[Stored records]

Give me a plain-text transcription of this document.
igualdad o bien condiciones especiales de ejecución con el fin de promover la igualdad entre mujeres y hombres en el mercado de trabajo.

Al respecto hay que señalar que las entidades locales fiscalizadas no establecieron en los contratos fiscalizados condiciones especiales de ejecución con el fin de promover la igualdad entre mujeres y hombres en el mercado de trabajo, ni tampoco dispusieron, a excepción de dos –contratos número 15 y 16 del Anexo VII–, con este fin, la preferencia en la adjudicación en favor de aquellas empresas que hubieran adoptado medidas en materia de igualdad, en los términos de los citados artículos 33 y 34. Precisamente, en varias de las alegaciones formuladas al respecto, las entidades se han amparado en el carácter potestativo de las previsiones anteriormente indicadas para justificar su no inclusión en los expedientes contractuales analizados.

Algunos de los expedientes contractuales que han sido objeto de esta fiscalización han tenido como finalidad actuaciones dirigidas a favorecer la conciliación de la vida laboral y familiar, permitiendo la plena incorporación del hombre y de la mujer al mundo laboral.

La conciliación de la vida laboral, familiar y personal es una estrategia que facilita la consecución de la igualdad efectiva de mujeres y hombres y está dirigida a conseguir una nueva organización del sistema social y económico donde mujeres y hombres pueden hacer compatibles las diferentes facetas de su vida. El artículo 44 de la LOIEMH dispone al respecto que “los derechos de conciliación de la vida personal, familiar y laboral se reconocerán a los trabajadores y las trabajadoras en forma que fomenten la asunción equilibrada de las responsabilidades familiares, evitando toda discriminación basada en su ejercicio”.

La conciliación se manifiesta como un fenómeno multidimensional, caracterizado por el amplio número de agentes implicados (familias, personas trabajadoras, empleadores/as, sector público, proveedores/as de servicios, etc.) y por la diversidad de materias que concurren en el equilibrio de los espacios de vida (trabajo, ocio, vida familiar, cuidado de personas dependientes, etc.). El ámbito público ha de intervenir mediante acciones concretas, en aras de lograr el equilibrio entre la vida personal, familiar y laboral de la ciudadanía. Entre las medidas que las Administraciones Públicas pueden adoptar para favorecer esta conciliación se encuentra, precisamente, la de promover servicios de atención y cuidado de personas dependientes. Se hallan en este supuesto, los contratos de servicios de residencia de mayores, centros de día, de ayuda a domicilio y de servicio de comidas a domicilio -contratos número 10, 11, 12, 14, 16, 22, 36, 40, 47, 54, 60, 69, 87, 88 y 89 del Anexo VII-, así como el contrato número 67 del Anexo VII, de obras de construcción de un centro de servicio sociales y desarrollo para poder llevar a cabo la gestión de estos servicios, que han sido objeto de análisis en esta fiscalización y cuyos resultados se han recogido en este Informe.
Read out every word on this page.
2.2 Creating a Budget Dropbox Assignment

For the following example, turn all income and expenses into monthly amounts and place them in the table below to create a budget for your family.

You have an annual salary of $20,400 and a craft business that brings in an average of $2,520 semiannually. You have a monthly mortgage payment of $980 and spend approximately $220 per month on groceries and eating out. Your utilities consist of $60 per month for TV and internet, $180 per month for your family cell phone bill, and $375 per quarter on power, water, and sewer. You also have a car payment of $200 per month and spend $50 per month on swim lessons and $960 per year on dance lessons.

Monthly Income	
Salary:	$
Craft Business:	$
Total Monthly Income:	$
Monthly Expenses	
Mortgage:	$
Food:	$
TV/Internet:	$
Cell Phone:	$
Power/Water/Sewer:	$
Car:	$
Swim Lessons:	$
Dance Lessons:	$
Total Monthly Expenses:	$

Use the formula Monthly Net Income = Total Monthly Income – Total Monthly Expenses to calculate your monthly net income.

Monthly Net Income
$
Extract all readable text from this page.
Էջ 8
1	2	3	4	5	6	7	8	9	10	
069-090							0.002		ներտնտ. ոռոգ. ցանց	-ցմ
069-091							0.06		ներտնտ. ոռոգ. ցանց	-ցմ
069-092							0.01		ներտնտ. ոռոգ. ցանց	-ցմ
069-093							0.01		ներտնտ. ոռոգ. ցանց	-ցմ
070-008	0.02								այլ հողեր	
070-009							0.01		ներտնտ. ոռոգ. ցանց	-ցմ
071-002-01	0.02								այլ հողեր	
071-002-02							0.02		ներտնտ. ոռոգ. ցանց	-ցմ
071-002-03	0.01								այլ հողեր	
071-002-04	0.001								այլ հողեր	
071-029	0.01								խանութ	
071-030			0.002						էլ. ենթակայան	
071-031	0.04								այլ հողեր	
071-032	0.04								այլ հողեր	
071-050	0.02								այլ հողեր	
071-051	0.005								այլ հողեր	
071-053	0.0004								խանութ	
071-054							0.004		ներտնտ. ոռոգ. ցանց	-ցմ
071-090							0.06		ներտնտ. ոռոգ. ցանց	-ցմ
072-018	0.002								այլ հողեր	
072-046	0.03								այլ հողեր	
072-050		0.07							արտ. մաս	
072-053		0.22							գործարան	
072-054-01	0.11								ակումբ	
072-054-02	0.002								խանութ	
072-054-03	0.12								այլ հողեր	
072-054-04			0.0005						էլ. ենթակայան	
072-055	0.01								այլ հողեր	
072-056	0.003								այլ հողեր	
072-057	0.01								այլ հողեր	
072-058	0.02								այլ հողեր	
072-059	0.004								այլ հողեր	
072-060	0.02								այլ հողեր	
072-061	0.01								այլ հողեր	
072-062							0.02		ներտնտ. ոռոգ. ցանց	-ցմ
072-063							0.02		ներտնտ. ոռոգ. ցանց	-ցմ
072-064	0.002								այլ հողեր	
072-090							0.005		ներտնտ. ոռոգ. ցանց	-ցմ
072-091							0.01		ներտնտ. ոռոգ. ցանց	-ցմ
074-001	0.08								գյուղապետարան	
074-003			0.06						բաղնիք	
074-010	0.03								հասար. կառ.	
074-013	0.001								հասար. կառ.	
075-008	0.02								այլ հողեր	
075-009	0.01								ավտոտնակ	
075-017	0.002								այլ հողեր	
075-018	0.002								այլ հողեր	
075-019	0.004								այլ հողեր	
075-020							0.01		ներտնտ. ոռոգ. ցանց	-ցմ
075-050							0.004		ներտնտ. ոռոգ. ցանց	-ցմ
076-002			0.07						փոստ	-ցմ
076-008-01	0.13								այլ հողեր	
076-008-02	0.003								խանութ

**PROBLEM DESCRIPTION**
Take every line containing the word "խանութ" and copy it.

**COMPLETE ANSWER**
071-029	0.01								խանութ	
071-053	0.0004								խանութ	
072-054-02	0.002								խանութ	
076-008-02	0.003								խանութ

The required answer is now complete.